◆ **DIRECTION**
Check every line below for the word "края" and copy each one that has it.

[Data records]
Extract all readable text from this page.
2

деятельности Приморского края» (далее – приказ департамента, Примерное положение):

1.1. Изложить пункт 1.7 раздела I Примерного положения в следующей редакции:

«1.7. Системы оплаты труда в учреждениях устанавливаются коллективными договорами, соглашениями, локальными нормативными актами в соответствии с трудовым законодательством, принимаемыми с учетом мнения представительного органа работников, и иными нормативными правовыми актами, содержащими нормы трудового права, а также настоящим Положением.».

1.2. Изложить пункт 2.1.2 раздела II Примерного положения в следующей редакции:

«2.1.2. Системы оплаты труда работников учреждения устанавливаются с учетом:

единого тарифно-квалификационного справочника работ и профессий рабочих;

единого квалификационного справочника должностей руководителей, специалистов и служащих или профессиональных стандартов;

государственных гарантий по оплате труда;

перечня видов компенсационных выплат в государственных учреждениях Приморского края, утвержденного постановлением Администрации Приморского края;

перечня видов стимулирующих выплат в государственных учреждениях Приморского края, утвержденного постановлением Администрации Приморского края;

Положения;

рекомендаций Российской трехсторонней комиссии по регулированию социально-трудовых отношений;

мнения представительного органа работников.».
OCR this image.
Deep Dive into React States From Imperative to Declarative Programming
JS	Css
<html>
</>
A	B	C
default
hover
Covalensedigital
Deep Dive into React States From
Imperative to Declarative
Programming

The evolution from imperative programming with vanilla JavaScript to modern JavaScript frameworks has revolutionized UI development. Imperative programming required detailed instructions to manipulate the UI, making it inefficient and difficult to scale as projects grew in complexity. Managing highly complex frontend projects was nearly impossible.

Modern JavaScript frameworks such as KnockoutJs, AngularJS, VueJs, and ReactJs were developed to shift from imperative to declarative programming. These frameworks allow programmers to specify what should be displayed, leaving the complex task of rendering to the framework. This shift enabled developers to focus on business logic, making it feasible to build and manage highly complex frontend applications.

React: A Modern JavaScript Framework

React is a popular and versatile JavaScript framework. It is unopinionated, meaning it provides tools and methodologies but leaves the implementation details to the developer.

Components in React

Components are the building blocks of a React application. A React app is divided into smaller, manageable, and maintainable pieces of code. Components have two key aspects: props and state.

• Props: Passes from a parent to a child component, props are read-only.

◆ **SOLUTION FOR THIS EXERCISE**
деятельности Приморского края» (далее – приказ департамента, Примерное положение):
перечня видов компенсационных выплат в государственных учреждениях Приморского края, утвержденного постановлением Администрации Приморского края;
перечня видов стимулирующих выплат в государственных учреждениях Приморского края, утвержденного постановлением Администрации Приморского края;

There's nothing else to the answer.